-- The problem --
Pick out every line with the word "this" and copy it.

═════ Source records ═════

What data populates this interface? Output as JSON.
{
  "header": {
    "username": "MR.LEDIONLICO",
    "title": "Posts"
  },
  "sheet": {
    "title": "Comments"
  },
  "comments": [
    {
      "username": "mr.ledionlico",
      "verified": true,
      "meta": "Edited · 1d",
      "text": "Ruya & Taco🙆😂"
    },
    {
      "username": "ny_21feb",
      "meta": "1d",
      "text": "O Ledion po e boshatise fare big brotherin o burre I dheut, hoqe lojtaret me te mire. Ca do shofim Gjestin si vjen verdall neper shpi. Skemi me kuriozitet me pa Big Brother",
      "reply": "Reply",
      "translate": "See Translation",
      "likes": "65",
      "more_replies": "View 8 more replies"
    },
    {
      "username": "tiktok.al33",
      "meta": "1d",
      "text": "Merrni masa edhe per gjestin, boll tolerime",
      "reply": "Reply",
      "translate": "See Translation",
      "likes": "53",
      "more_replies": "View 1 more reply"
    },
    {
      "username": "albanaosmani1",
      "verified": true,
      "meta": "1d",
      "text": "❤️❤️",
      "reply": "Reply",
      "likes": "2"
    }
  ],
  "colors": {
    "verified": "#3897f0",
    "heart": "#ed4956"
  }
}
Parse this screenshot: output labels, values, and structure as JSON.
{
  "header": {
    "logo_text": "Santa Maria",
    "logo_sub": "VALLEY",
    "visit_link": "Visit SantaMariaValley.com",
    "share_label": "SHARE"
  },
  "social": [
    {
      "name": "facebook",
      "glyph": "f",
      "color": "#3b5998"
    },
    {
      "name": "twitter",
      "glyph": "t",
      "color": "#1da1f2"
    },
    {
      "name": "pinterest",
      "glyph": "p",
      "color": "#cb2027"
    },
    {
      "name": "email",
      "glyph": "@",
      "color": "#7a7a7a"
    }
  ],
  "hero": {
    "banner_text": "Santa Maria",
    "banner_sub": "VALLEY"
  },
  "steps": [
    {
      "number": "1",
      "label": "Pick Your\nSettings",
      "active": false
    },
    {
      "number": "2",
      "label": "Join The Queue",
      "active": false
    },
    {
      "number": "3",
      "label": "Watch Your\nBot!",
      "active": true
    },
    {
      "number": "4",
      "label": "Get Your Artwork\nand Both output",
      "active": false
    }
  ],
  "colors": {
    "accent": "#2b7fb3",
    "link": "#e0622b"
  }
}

═════

-- Full solution --
What data populates this interface? Output as JSON.
Parse this screenshot: output labels, values, and structure as JSON.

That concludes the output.